Aim of the task | Copy each line that contains the string "challenge".

Stored dataset items
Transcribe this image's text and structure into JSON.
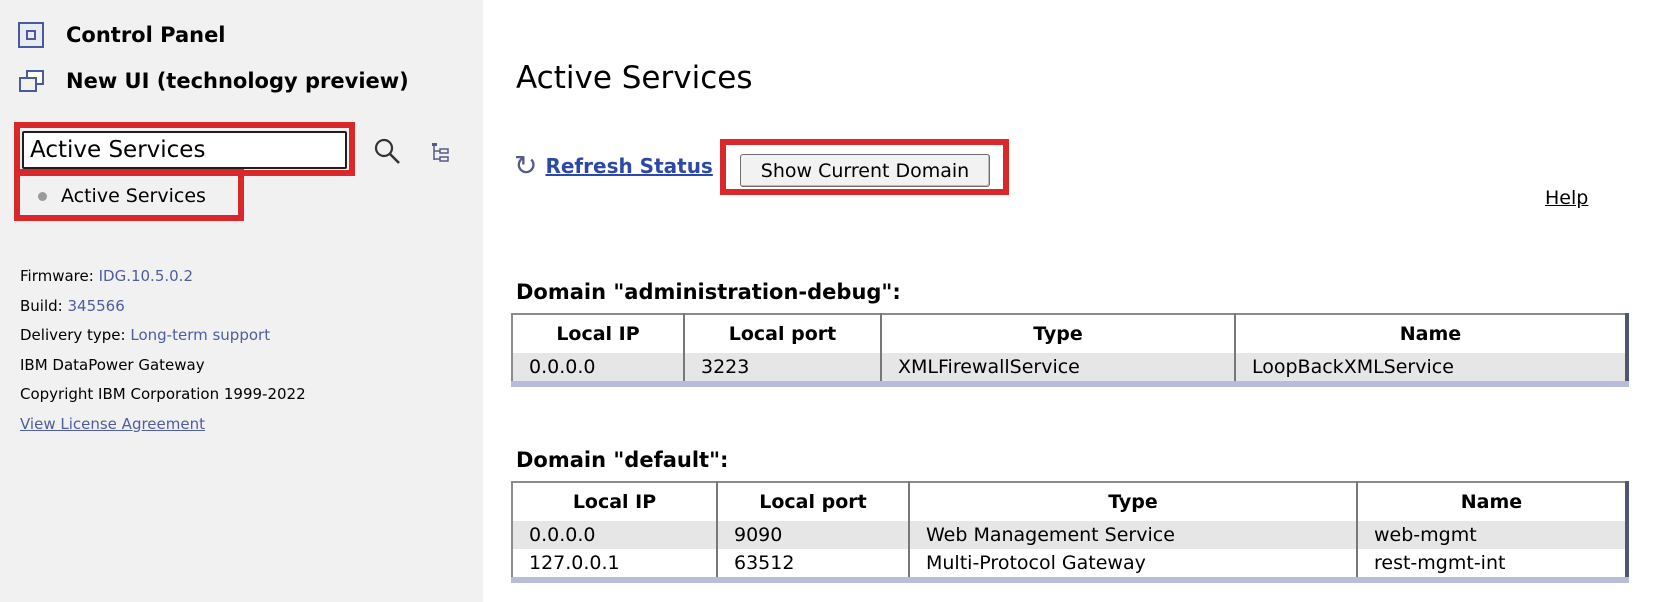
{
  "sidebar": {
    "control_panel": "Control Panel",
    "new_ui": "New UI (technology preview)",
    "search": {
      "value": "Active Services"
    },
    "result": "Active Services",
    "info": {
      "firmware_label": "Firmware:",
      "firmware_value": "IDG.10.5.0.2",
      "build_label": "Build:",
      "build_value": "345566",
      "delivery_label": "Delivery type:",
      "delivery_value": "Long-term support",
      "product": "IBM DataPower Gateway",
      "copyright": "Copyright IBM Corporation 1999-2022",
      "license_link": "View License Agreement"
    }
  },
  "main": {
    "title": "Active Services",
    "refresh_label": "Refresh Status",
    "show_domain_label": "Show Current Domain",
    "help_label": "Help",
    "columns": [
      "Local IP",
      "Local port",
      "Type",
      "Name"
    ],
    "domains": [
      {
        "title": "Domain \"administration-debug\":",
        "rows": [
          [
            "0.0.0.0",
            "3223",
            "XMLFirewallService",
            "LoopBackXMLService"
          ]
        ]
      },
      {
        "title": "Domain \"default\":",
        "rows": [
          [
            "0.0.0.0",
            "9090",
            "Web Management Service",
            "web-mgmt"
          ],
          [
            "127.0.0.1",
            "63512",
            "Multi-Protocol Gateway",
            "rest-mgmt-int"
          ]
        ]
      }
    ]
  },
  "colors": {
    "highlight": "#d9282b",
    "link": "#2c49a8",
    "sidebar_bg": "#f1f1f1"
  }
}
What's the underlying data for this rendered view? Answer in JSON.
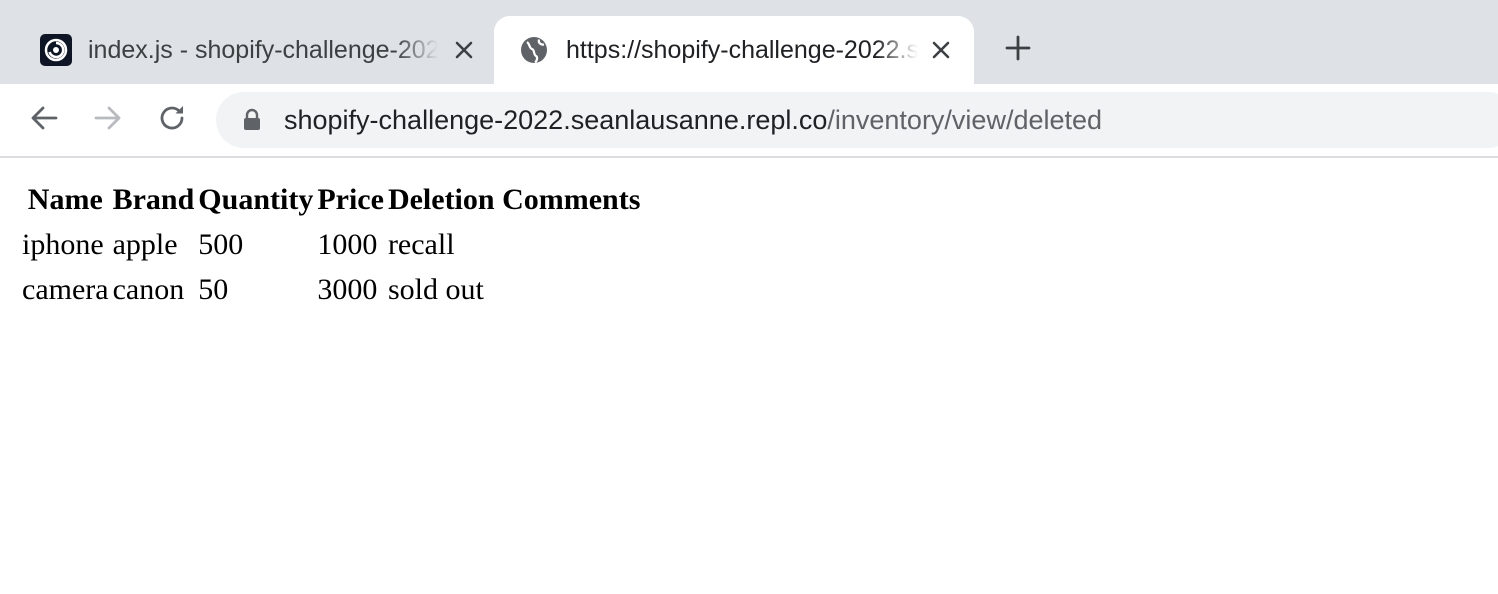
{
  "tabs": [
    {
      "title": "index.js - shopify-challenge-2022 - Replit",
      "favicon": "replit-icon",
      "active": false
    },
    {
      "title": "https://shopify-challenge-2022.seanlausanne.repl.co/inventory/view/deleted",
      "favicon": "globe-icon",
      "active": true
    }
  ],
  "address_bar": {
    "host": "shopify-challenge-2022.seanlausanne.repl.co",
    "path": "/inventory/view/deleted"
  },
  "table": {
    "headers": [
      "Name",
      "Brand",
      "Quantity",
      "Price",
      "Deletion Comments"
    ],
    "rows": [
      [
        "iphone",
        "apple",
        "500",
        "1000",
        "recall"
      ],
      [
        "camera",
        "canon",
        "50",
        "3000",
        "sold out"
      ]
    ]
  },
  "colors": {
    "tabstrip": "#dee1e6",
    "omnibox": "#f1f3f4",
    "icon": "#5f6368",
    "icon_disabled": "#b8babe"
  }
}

Completed task |
      "title": "index.js - shopify-challenge-2022 - Replit",
      "title": "https://shopify-challenge-2022.seanlausanne.repl.co/inventory/view/deleted",
    "host": "shopify-challenge-2022.seanlausanne.repl.co",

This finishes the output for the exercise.